▸ **Required actions**:
[a] In the passage on rescaling responses to a 0-to-10 scale, what new value replaces an original response of 3?
[b] Write a continuation of the passage on rescaling responses to a 0-to-10 scale, picking up after its final sentence.

▸ **Text for analysis**:
-----
What if we rescaled to a scale from 0 to 10? We can map the negative responses linearly to get the new responses. We replace 1 with 0, 2 with 1.25, 3 with 2.5, and 4 with 3.75. After performing the average based on this data, we get:
.26*0+.11*1.25+.11*2.5+.07*3.75+.12*5+.04*6+.06*7+ .07*8+.04*9+.12*10 = 4.06
This weights everything symmetrically. It keeps positive values positive, and negative values negative. However, I think it is still likely to be flawed, as someone who is approximately neutral might be more likely to lean towards the favorable side than negative simply because the positive side is larger. Someone who votes roughly neutrally based on the "center" of the scale may be unfairly counted as voting positively.
-----
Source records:

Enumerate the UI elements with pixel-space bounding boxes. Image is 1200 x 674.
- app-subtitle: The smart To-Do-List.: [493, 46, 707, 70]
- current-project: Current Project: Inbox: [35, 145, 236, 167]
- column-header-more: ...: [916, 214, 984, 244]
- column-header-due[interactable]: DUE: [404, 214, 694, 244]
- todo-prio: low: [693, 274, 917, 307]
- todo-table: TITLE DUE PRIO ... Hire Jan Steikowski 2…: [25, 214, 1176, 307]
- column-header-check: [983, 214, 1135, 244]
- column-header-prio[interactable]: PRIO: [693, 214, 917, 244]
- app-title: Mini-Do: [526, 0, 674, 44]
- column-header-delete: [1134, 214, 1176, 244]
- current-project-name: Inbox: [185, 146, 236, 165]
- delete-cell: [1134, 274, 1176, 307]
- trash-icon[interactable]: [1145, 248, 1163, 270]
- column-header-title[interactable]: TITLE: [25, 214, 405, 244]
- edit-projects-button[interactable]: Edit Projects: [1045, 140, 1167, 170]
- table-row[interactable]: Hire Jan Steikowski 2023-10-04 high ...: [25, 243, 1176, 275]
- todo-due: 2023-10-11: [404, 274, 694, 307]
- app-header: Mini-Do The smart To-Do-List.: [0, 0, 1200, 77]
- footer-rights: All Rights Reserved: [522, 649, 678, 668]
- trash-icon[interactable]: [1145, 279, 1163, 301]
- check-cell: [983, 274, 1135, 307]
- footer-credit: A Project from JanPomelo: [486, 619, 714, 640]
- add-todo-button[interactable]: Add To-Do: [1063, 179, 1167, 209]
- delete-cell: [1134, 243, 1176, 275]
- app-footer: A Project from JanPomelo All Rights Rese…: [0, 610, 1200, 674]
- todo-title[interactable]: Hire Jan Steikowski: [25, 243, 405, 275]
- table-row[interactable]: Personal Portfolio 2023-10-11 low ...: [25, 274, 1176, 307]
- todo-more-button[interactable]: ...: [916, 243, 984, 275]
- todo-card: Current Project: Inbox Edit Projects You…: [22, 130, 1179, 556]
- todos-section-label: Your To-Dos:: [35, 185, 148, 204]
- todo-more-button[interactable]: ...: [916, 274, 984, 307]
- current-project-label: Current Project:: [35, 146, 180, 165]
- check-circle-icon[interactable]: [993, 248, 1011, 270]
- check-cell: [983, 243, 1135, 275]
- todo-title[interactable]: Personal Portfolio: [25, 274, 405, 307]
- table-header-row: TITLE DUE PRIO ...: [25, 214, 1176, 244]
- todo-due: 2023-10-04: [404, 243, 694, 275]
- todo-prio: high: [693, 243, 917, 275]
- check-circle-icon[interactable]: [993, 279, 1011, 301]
-----
▸ **Outputs for the tasks**:
[a] 2.5

[b]
A better method might be to map the entire scale from 1-10 to 0-10. We replace 1 with 0, 2 with 1.111, 3 with 2.222, 4 with 3.333, 5 with 4.444, 6 with 5.555, 7 with 6.666, 8 with 7.777, and 9 with 8.888 (10 remains 10).
We now get:
.26*0+.11*1.111+.11*2.222+.07*3.333+.12*4.444+.04* 5.555+.06*6.666+.07*7.777+.04*8.888+.12*10 = 3.86
This scale is likely to be slightly biased towards negative, because it treats "neutral" according to the instructions as very slightly negative.
I think the true average, if the scale had been 0-10 instead of 1-10, would lie somewhere between these two numbers. In any case, they are closer to each other than they are to FIRST's number for the average (4.47).
There also are quite possibly some psychological effects that I have not accounted for. Do the numbers on the scale themselves affect how we vote? If given a poll, 1-5, and the average is 4, does this imply that if the same poll was conducted on a scale from 1-9, the average would be 7? This would be expected if people simply scaled their votes linearly (or at least, linearly on average) but that may not be the case.